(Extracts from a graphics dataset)
*** Block opens ***
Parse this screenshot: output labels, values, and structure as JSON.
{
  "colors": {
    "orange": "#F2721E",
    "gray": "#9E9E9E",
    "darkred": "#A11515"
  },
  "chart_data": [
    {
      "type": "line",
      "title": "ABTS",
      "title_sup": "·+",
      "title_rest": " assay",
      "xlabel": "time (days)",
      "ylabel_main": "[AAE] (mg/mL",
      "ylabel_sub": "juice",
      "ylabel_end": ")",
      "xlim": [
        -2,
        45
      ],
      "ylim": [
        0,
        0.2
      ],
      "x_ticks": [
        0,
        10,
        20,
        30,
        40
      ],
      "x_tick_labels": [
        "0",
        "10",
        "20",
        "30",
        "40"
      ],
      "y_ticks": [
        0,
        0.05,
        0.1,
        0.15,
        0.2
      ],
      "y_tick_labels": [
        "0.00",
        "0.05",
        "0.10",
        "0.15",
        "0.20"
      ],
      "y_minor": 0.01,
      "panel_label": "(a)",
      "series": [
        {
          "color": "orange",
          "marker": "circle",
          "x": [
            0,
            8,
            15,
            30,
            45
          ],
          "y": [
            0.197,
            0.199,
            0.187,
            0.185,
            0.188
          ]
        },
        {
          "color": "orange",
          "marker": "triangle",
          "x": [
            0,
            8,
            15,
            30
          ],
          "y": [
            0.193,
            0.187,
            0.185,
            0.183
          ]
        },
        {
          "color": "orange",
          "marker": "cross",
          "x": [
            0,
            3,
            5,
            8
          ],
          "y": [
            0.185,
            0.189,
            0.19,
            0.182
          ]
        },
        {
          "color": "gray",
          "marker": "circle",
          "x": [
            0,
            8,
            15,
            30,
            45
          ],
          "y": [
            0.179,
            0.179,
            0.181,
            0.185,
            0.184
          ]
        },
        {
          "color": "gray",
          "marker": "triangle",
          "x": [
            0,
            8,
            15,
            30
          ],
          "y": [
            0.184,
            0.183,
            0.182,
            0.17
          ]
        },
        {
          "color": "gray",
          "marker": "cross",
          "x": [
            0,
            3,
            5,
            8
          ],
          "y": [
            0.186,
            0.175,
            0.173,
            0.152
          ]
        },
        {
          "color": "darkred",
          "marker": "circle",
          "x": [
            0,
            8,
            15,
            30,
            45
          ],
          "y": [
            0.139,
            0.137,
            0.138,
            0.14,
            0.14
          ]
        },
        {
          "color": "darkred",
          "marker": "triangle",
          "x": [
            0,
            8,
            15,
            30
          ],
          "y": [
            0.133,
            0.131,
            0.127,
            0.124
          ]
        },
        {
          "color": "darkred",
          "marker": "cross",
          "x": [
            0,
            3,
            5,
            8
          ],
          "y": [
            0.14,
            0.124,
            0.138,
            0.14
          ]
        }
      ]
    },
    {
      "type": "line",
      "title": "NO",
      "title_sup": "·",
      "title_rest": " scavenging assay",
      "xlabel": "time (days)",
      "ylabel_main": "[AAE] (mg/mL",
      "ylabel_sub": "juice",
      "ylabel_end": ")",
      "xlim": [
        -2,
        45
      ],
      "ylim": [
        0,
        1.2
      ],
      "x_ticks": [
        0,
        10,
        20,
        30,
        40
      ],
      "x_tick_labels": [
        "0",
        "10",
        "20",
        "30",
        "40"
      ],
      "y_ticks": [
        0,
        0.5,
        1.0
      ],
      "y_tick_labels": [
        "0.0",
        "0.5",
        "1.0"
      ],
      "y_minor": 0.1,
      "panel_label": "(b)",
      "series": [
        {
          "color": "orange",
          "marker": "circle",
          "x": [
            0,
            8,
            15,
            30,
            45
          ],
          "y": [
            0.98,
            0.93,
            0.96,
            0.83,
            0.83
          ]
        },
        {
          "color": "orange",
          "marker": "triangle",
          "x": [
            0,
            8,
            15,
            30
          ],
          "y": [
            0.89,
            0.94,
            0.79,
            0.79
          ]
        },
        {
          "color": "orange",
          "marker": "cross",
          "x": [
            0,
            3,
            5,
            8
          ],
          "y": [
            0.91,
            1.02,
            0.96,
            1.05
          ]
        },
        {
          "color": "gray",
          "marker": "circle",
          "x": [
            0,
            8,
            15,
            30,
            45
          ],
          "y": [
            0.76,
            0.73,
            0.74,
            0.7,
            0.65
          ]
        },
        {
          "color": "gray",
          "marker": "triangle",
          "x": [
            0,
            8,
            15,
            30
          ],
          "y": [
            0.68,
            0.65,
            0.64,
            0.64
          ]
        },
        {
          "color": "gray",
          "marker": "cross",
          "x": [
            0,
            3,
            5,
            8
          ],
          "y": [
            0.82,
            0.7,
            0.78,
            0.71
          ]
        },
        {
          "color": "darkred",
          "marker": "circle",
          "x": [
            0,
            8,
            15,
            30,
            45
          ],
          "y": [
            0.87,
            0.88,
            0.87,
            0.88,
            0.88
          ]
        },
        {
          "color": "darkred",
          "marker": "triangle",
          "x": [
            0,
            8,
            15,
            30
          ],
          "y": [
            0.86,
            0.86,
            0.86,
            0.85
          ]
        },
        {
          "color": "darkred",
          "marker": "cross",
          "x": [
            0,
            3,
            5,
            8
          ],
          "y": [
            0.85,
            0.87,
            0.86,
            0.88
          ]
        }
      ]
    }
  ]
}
*** Block closes ***
> **Directions**: Reproduce the data exactly, character for character.

> **Solution to this problem**:
Parse this screenshot: output labels, values, and structure as JSON.
{
  "colors": {
    "orange": "#F2721E",
    "gray": "#9E9E9E",
    "darkred": "#A11515"
  },
  "chart_data": [
    {
      "type": "line",
      "title": "ABTS",
      "title_sup": "·+",
      "title_rest": " assay",
      "xlabel": "time (days)",
      "ylabel_main": "[AAE] (mg/mL",
      "ylabel_sub": "juice",
      "ylabel_end": ")",
      "xlim": [
        -2,
        45
      ],
      "ylim": [
        0,
        0.2
      ],
      "x_ticks": [
        0,
        10,
        20,
        30,
        40
      ],
      "x_tick_labels": [
        "0",
        "10",
        "20",
        "30",
        "40"
      ],
      "y_ticks": [
        0,
        0.05,
        0.1,
        0.15,
        0.2
      ],
      "y_tick_labels": [
        "0.00",
        "0.05",
        "0.10",
        "0.15",
        "0.20"
      ],
      "y_minor": 0.01,
      "panel_label": "(a)",
      "series": [
        {
          "color": "orange",
          "marker": "circle",
          "x": [
            0,
            8,
            15,
            30,
            45
          ],
          "y": [
            0.197,
            0.199,
            0.187,
            0.185,
            0.188
          ]
        },
        {
          "color": "orange",
          "marker": "triangle",
          "x": [
            0,
            8,
            15,
            30
          ],
          "y": [
            0.193,
            0.187,
            0.185,
            0.183
          ]
        },
        {
          "color": "orange",
          "marker": "cross",
          "x": [
            0,
            3,
            5,
            8
          ],
          "y": [
            0.185,
            0.189,
            0.19,
            0.182
          ]
        },
        {
          "color": "gray",
          "marker": "circle",
          "x": [
            0,
            8,
            15,
            30,
            45
          ],
          "y": [
            0.179,
            0.179,
            0.181,
            0.185,
            0.184
          ]
        },
        {
          "color": "gray",
          "marker": "triangle",
          "x": [
            0,
            8,
            15,
            30
          ],
          "y": [
            0.184,
            0.183,
            0.182,
            0.17
          ]
        },
        {
          "color": "gray",
          "marker": "cross",
          "x": [
            0,
            3,
            5,
            8
          ],
          "y": [
            0.186,
            0.175,
            0.173,
            0.152
          ]
        },
        {
          "color": "darkred",
          "marker": "circle",
          "x": [
            0,
            8,
            15,
            30,
            45
          ],
          "y": [
            0.139,
            0.137,
            0.138,
            0.14,
            0.14
          ]
        },
        {
          "color": "darkred",
          "marker": "triangle",
          "x": [
            0,
            8,
            15,
            30
          ],
          "y": [
            0.133,
            0.131,
            0.127,
            0.124
          ]
        },
        {
          "color": "darkred",
          "marker": "cross",
          "x": [
            0,
            3,
            5,
            8
          ],
          "y": [
            0.14,
            0.124,
            0.138,
            0.14
          ]
        }
      ]
    },
    {
      "type": "line",
      "title": "NO",
      "title_sup": "·",
      "title_rest": " scavenging assay",
      "xlabel": "time (days)",
      "ylabel_main": "[AAE] (mg/mL",
      "ylabel_sub": "juice",
      "ylabel_end": ")",
      "xlim": [
        -2,
        45
      ],
      "ylim": [
        0,
        1.2
      ],
      "x_ticks": [
        0,
        10,
        20,
        30,
        40
      ],
      "x_tick_labels": [
        "0",
        "10",
        "20",
        "30",
        "40"
      ],
      "y_ticks": [
        0,
        0.5,
        1.0
      ],
      "y_tick_labels": [
        "0.0",
        "0.5",
        "1.0"
      ],
      "y_minor": 0.1,
      "panel_label": "(b)",
      "series": [
        {
          "color": "orange",
          "marker": "circle",
          "x": [
            0,
            8,
            15,
            30,
            45
          ],
          "y": [
            0.98,
            0.93,
            0.96,
            0.83,
            0.83
          ]
        },
        {
          "color": "orange",
          "marker": "triangle",
          "x": [
            0,
            8,
            15,
            30
          ],
          "y": [
            0.89,
            0.94,
            0.79,
            0.79
          ]
        },
        {
          "color": "orange",
          "marker": "cross",
          "x": [
            0,
            3,
            5,
            8
          ],
          "y": [
            0.91,
            1.02,
            0.96,
            1.05
          ]
        },
        {
          "color": "gray",
          "marker": "circle",
          "x": [
            0,
            8,
            15,
            30,
            45
          ],
          "y": [
            0.76,
            0.73,
            0.74,
            0.7,
            0.65
          ]
        },
        {
          "color": "gray",
          "marker": "triangle",
          "x": [
            0,
            8,
            15,
            30
          ],
          "y": [
            0.68,
            0.65,
            0.64,
            0.64
          ]
        },
        {
          "color": "gray",
          "marker": "cross",
          "x": [
            0,
            3,
            5,
            8
          ],
          "y": [
            0.82,
            0.7,
            0.78,
            0.71
          ]
        },
        {
          "color": "darkred",
          "marker": "circle",
          "x": [
            0,
            8,
            15,
            30,
            45
          ],
          "y": [
            0.87,
            0.88,
            0.87,
            0.88,
            0.88
          ]
        },
        {
          "color": "darkred",
          "marker": "triangle",
          "x": [
            0,
            8,
            15,
            30
          ],
          "y": [
            0.86,
            0.86,
            0.86,
            0.85
          ]
        },
        {
          "color": "darkred",
          "marker": "cross",
          "x": [
            0,
            3,
            5,
            8
          ],
          "y": [
            0.85,
            0.87,
            0.86,
            0.88
          ]
        }
      ]
    }
  ]
}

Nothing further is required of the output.